== Exercise goal ==
Work out the number of lines with "Green" in them. Reply with that number and no other words.

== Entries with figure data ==
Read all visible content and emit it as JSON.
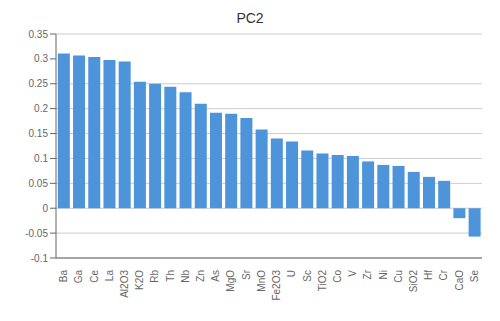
{
  "chart_data": {
    "type": "bar",
    "title": "PC2",
    "categories": [
      "Ba",
      "Ga",
      "Ce",
      "La",
      "Al2O3",
      "K2O",
      "Rb",
      "Th",
      "Nb",
      "Zn",
      "As",
      "MgO",
      "Sr",
      "MnO",
      "Fe2O3",
      "U",
      "Sc",
      "TiO2",
      "Co",
      "V",
      "Zr",
      "Ni",
      "Cu",
      "SiO2",
      "Hf",
      "Cr",
      "CaO",
      "Se"
    ],
    "values": [
      0.311,
      0.307,
      0.304,
      0.298,
      0.295,
      0.254,
      0.25,
      0.244,
      0.233,
      0.21,
      0.192,
      0.19,
      0.181,
      0.158,
      0.14,
      0.134,
      0.116,
      0.11,
      0.107,
      0.105,
      0.094,
      0.087,
      0.085,
      0.073,
      0.063,
      0.055,
      -0.02,
      -0.057
    ],
    "color": "#4d94db",
    "ylim": [
      -0.1,
      0.35
    ],
    "yticks": [
      -0.1,
      -0.05,
      0,
      0.05,
      0.1,
      0.15,
      0.2,
      0.25,
      0.3,
      0.35
    ],
    "grid": true
  }
}
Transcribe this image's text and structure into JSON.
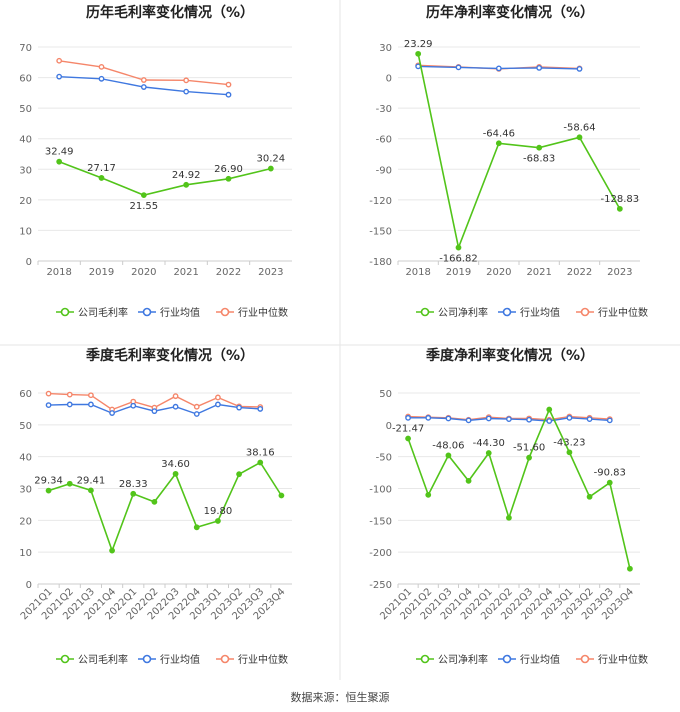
{
  "colors": {
    "company": "#52c41a",
    "industry_avg": "#3f78e0",
    "industry_median": "#f5866a",
    "grid": "#e8e8e8",
    "axis_text": "#666666",
    "title": "#222222",
    "divider": "#e6e6e6"
  },
  "legend_labels": {
    "industry_avg": "行业均值",
    "industry_median": "行业中位数"
  },
  "footer": {
    "source": "数据来源：恒生聚源"
  },
  "chart_data": [
    {
      "id": "annual-gross",
      "type": "line",
      "title": "历年毛利率变化情况（%）",
      "categories": [
        "2018",
        "2019",
        "2020",
        "2021",
        "2022",
        "2023"
      ],
      "ylim": [
        0,
        70
      ],
      "yticks": [
        0,
        10,
        20,
        30,
        40,
        50,
        60,
        70
      ],
      "rotate_x": false,
      "company_label": "公司毛利率",
      "series": [
        {
          "key": "company",
          "name": "公司毛利率",
          "values": [
            32.49,
            27.17,
            21.55,
            24.92,
            26.9,
            30.24
          ]
        },
        {
          "key": "industry_avg",
          "name": "行业均值",
          "values": [
            60.3,
            59.6,
            56.9,
            55.4,
            54.4,
            null
          ]
        },
        {
          "key": "industry_median",
          "name": "行业中位数",
          "values": [
            65.5,
            63.5,
            59.2,
            59.1,
            57.7,
            null
          ]
        }
      ],
      "data_labels": [
        "32.49",
        "27.17",
        "21.55",
        "24.92",
        "26.90",
        "30.24"
      ]
    },
    {
      "id": "annual-net",
      "type": "line",
      "title": "历年净利率变化情况（%）",
      "categories": [
        "2018",
        "2019",
        "2020",
        "2021",
        "2022",
        "2023"
      ],
      "ylim": [
        -180,
        30
      ],
      "yticks": [
        -180,
        -150,
        -120,
        -90,
        -60,
        -30,
        0,
        30
      ],
      "rotate_x": false,
      "company_label": "公司净利率",
      "series": [
        {
          "key": "company",
          "name": "公司净利率",
          "values": [
            23.29,
            -166.82,
            -64.46,
            -68.83,
            -58.64,
            -128.83
          ]
        },
        {
          "key": "industry_avg",
          "name": "行业均值",
          "values": [
            11.0,
            10.0,
            9.0,
            9.5,
            8.5,
            null
          ]
        },
        {
          "key": "industry_median",
          "name": "行业中位数",
          "values": [
            12.0,
            10.5,
            8.5,
            10.5,
            9.0,
            null
          ]
        }
      ],
      "data_labels": [
        "23.29",
        "-166.82",
        "-64.46",
        "-68.83",
        "-58.64",
        "-128.83"
      ]
    },
    {
      "id": "quarterly-gross",
      "type": "line",
      "title": "季度毛利率变化情况（%）",
      "categories": [
        "2021Q1",
        "2021Q2",
        "2021Q3",
        "2021Q4",
        "2022Q1",
        "2022Q2",
        "2022Q3",
        "2022Q4",
        "2023Q1",
        "2023Q2",
        "2023Q3",
        "2023Q4"
      ],
      "ylim": [
        0,
        60
      ],
      "yticks": [
        0,
        10,
        20,
        30,
        40,
        50,
        60
      ],
      "rotate_x": true,
      "company_label": "公司毛利率",
      "series": [
        {
          "key": "company",
          "name": "公司毛利率",
          "values": [
            29.34,
            31.5,
            29.41,
            10.5,
            28.33,
            25.8,
            34.6,
            17.8,
            19.8,
            34.5,
            38.16,
            27.8
          ]
        },
        {
          "key": "industry_avg",
          "name": "行业均值",
          "values": [
            56.2,
            56.4,
            56.4,
            53.7,
            56.0,
            54.3,
            55.7,
            53.4,
            56.4,
            55.4,
            55.0,
            null
          ]
        },
        {
          "key": "industry_median",
          "name": "行业中位数",
          "values": [
            59.8,
            59.5,
            59.3,
            54.8,
            57.3,
            55.4,
            59.0,
            55.7,
            58.6,
            55.8,
            55.6,
            null
          ]
        }
      ],
      "data_labels": [
        "29.34",
        null,
        "29.41",
        null,
        "28.33",
        null,
        "34.60",
        null,
        "19.80",
        null,
        "38.16",
        null
      ]
    },
    {
      "id": "quarterly-net",
      "type": "line",
      "title": "季度净利率变化情况（%）",
      "categories": [
        "2021Q1",
        "2021Q2",
        "2021Q3",
        "2021Q4",
        "2022Q1",
        "2022Q2",
        "2022Q3",
        "2022Q4",
        "2023Q1",
        "2023Q2",
        "2023Q3",
        "2023Q4"
      ],
      "ylim": [
        -250,
        50
      ],
      "yticks": [
        -250,
        -200,
        -150,
        -100,
        -50,
        0,
        50
      ],
      "rotate_x": true,
      "company_label": "公司净利率",
      "series": [
        {
          "key": "company",
          "name": "公司净利率",
          "values": [
            -21.47,
            -110,
            -48.06,
            -88,
            -44.3,
            -146,
            -51.6,
            24,
            -43.23,
            -113,
            -90.83,
            -226
          ]
        },
        {
          "key": "industry_avg",
          "name": "行业均值",
          "values": [
            11,
            11,
            10,
            7,
            10,
            9,
            8,
            6,
            11,
            9,
            7,
            null
          ]
        },
        {
          "key": "industry_median",
          "name": "行业中位数",
          "values": [
            13,
            12,
            11,
            8,
            12,
            10,
            10,
            8,
            13,
            11,
            9,
            null
          ]
        }
      ],
      "data_labels": [
        "-21.47",
        null,
        "-48.06",
        null,
        "-44.30",
        null,
        "-51.60",
        null,
        "-43.23",
        null,
        "-90.83",
        null
      ]
    }
  ]
}
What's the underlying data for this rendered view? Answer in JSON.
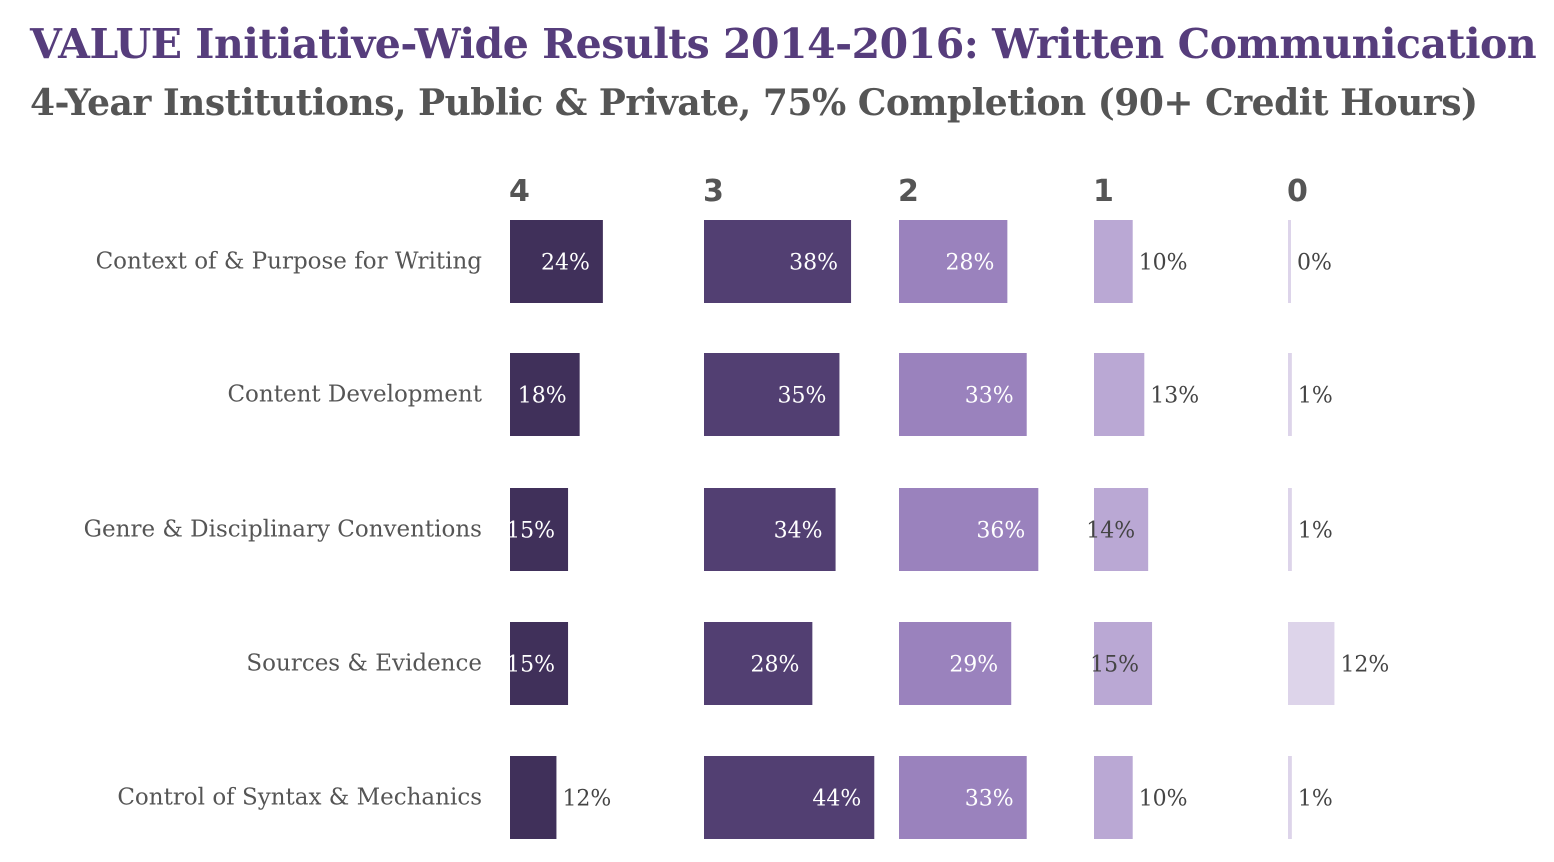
{
  "title": "VALUE Initiative-Wide Results 2014-2016: Written Communication",
  "subtitle": "4-Year Institutions, Public & Private, 75% Completion (90+ Credit Hours)",
  "colors": {
    "title": "#563d7c",
    "subtitle": "#555555",
    "levels": [
      "#40305a",
      "#523f72",
      "#9a82bd",
      "#baa8d4",
      "#ddd4ea"
    ],
    "label_light": "#ffffff",
    "label_dark": "#444444"
  },
  "chart_data": {
    "type": "bar",
    "layout": "small-multiples horizontal bar",
    "categories": [
      "Context of & Purpose for Writing",
      "Content Development",
      "Genre & Disciplinary Conventions",
      "Sources & Evidence",
      "Control of Syntax & Mechanics"
    ],
    "series": [
      {
        "name": "4",
        "values": [
          24,
          18,
          15,
          15,
          12
        ]
      },
      {
        "name": "3",
        "values": [
          38,
          35,
          34,
          28,
          44
        ]
      },
      {
        "name": "2",
        "values": [
          28,
          33,
          36,
          29,
          33
        ]
      },
      {
        "name": "1",
        "values": [
          10,
          13,
          14,
          15,
          10
        ]
      },
      {
        "name": "0",
        "values": [
          0,
          1,
          1,
          12,
          1
        ]
      }
    ],
    "value_suffix": "%",
    "xlabel": "",
    "ylabel": ""
  }
}
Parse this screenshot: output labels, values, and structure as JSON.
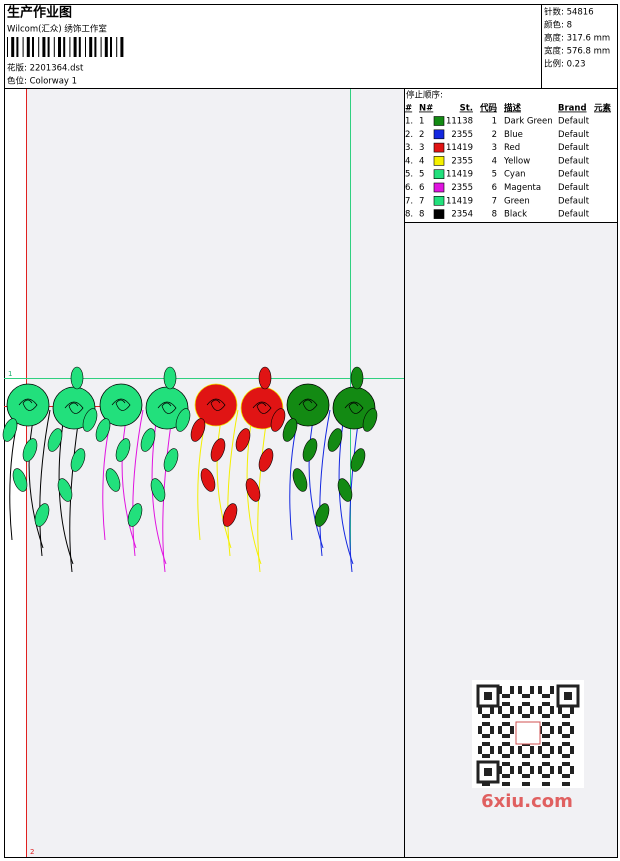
{
  "header": {
    "title": "生产作业图",
    "studio": "Wilcom(汇众) 绣饰工作室",
    "design": "花版: 2201364.dst",
    "colorway": "色位: Colorway 1"
  },
  "info": [
    "针数: 54816",
    "颜色: 8",
    "高度: 317.6 mm",
    "宽度: 576.8 mm",
    "比例: 0.23"
  ],
  "stop_sequence": {
    "title": "停止顺序:",
    "columns": [
      "#",
      "N#",
      "St.",
      "代码",
      "描述",
      "Brand",
      "元素"
    ],
    "rows": [
      {
        "index": "1.",
        "n": 1,
        "color": "#138a13",
        "stitches": 11138,
        "code": 1,
        "description": "Dark Green",
        "brand": "Default"
      },
      {
        "index": "2.",
        "n": 2,
        "color": "#1428e0",
        "stitches": 2355,
        "code": 2,
        "description": "Blue",
        "brand": "Default"
      },
      {
        "index": "3.",
        "n": 3,
        "color": "#e01414",
        "stitches": 11419,
        "code": 3,
        "description": "Red",
        "brand": "Default"
      },
      {
        "index": "4.",
        "n": 4,
        "color": "#f4f000",
        "stitches": 2355,
        "code": 4,
        "description": "Yellow",
        "brand": "Default"
      },
      {
        "index": "5.",
        "n": 5,
        "color": "#22e07c",
        "stitches": 11419,
        "code": 5,
        "description": "Cyan",
        "brand": "Default"
      },
      {
        "index": "6.",
        "n": 6,
        "color": "#e014e0",
        "stitches": 2355,
        "code": 6,
        "description": "Magenta",
        "brand": "Default"
      },
      {
        "index": "7.",
        "n": 7,
        "color": "#22e07c",
        "stitches": 11419,
        "code": 7,
        "description": "Green",
        "brand": "Default"
      },
      {
        "index": "8.",
        "n": 8,
        "color": "#000000",
        "stitches": 2354,
        "code": 8,
        "description": "Black",
        "brand": "Default"
      }
    ]
  },
  "guides": [
    "1",
    "2"
  ],
  "watermark": "6xiu.com"
}
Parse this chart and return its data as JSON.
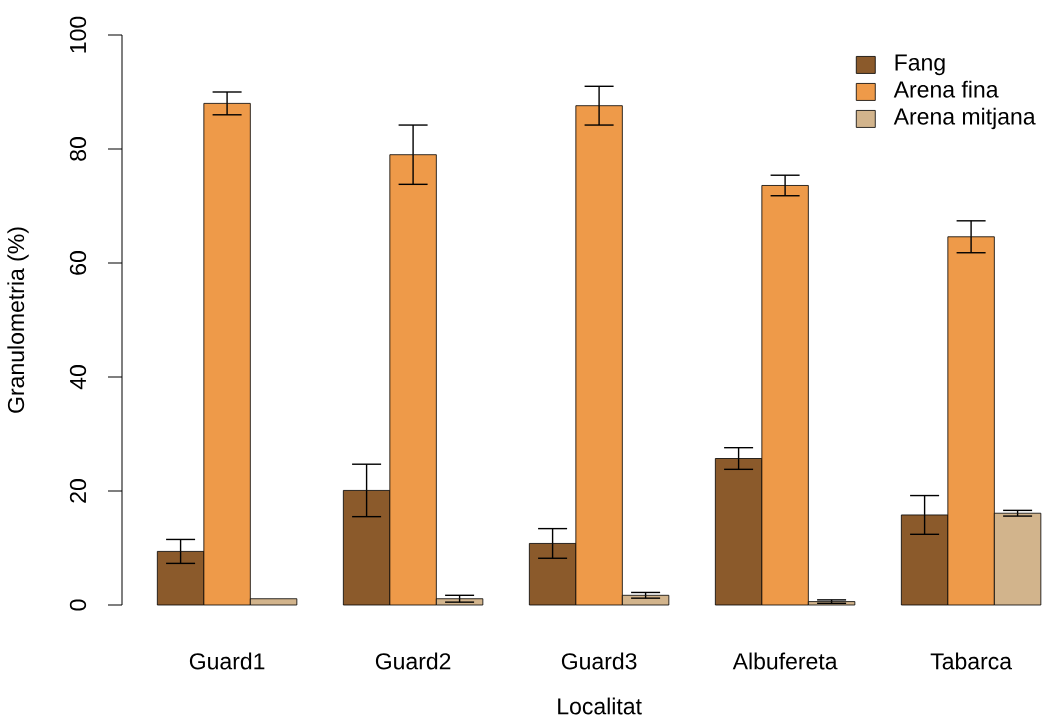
{
  "chart_data": {
    "type": "bar",
    "xlabel": "Localitat",
    "ylabel": "Granulometria (%)",
    "categories": [
      "Guard1",
      "Guard2",
      "Guard3",
      "Albufereta",
      "Tabarca"
    ],
    "series": [
      {
        "name": "Fang",
        "color": "#8b5a2b",
        "values": [
          9.4,
          20.1,
          10.8,
          25.7,
          15.8
        ],
        "errors": [
          2.1,
          4.6,
          2.6,
          1.9,
          3.4
        ]
      },
      {
        "name": "Arena fina",
        "color": "#ee9a49",
        "values": [
          88,
          79,
          87.6,
          73.6,
          64.6
        ],
        "errors": [
          2.0,
          5.2,
          3.4,
          1.8,
          2.8
        ]
      },
      {
        "name": "Arena mitjana",
        "color": "#d2b48c",
        "values": [
          1.1,
          1.1,
          1.7,
          0.6,
          16.1
        ],
        "errors": [
          null,
          0.6,
          0.5,
          0.3,
          0.5
        ]
      }
    ],
    "ylim": [
      0,
      100
    ],
    "yticks": [
      0,
      20,
      40,
      60,
      80,
      100
    ],
    "legend": "top right"
  }
}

== Exercise result ==
2